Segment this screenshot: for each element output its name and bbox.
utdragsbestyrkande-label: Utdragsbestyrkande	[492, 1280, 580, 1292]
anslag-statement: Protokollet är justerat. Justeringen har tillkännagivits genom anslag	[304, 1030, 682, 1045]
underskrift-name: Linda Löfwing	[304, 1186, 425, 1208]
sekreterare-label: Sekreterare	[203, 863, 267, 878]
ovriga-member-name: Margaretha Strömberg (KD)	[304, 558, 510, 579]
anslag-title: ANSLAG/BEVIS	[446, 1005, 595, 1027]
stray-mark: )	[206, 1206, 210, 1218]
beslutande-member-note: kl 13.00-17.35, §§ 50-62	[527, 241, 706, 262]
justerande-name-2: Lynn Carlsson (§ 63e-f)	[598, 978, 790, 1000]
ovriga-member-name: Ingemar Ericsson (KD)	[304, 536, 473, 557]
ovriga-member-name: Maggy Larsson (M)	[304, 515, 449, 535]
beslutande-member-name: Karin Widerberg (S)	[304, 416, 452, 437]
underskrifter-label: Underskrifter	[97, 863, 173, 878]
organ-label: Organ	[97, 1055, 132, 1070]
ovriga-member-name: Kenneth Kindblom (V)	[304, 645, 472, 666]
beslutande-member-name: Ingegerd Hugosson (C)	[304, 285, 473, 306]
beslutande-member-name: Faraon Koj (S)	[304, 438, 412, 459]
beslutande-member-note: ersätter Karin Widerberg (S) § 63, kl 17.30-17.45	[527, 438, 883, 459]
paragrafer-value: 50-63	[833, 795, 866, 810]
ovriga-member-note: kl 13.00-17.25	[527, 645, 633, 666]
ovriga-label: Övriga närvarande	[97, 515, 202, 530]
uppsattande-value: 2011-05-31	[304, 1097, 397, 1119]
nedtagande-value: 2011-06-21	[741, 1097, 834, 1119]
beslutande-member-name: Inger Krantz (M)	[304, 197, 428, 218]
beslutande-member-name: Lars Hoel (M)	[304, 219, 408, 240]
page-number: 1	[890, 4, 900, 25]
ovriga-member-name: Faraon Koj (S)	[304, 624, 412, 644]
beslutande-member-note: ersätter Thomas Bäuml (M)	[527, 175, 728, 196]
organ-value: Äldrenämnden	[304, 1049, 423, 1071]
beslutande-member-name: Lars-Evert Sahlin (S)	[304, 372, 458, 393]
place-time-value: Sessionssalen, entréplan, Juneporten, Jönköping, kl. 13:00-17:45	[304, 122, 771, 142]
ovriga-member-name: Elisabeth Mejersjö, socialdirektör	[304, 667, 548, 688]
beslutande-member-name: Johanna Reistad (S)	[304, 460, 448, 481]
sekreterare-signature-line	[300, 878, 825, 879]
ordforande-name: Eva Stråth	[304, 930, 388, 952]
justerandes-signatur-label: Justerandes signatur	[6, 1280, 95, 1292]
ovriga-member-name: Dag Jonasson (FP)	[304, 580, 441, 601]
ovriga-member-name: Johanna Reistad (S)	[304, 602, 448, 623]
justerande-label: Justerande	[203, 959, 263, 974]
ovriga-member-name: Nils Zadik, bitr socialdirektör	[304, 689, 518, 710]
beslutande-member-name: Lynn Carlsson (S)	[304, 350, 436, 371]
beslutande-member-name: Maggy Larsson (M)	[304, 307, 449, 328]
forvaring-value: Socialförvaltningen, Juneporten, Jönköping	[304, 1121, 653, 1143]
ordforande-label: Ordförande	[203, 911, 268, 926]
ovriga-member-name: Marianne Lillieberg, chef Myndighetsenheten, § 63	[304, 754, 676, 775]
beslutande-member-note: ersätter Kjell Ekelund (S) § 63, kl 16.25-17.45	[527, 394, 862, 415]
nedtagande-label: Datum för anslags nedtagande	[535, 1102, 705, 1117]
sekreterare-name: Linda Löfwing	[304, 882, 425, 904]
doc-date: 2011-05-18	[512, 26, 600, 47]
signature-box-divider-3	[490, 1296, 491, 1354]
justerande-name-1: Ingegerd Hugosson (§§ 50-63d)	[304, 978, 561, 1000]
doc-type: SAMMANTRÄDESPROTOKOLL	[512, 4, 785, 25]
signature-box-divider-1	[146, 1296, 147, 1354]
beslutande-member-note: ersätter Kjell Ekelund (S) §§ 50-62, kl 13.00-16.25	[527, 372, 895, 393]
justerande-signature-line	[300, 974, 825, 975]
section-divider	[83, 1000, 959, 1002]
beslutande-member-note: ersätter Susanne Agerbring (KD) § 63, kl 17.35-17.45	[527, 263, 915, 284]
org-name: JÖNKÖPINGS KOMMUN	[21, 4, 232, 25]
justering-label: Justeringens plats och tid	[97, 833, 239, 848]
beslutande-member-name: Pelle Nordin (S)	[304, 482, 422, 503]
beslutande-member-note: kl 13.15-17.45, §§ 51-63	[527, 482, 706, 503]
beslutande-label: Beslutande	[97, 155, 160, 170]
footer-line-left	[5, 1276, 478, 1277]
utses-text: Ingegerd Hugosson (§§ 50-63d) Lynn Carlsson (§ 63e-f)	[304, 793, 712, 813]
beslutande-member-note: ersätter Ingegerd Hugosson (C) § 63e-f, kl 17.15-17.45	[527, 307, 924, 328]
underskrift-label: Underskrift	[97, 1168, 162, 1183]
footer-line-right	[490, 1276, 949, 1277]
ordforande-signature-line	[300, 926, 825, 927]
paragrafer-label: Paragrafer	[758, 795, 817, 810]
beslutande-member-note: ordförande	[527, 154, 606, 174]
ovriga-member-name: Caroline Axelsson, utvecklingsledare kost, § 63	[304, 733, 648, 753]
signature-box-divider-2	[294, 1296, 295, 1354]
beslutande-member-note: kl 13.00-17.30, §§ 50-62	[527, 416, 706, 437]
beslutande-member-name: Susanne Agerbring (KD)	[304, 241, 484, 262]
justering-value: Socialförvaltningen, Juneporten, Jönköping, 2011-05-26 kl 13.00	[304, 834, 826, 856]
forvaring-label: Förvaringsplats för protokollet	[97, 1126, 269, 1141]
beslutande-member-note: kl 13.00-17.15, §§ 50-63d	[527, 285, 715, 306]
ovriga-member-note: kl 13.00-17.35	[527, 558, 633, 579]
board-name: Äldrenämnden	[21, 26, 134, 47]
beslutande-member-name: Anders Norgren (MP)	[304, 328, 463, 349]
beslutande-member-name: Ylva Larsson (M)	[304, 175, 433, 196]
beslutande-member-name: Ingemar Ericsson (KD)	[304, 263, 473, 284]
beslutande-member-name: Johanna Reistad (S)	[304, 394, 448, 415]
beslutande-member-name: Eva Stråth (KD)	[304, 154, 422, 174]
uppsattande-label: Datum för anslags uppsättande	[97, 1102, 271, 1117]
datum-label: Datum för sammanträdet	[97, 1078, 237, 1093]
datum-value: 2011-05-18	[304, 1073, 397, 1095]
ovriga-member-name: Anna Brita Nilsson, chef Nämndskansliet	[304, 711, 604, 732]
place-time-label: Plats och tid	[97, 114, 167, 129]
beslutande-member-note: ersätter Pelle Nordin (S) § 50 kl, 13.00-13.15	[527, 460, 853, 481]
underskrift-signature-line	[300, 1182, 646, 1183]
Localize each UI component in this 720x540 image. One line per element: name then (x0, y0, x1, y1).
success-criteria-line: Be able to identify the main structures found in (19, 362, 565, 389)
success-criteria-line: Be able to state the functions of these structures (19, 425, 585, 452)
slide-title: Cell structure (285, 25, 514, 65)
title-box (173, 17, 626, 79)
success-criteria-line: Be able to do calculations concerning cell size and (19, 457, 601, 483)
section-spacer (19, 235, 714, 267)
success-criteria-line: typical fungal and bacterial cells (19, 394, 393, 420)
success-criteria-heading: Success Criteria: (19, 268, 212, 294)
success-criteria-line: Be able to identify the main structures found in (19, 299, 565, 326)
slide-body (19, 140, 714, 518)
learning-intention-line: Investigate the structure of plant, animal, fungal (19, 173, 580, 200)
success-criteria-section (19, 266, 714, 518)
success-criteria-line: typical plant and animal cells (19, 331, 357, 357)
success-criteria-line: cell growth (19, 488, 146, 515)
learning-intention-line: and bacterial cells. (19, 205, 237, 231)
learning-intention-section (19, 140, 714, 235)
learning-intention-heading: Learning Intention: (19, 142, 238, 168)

** The task **
Say how many lines of the preceding data include the word "Juneporten". The number is the whole answer.

** Response to the exercise **
3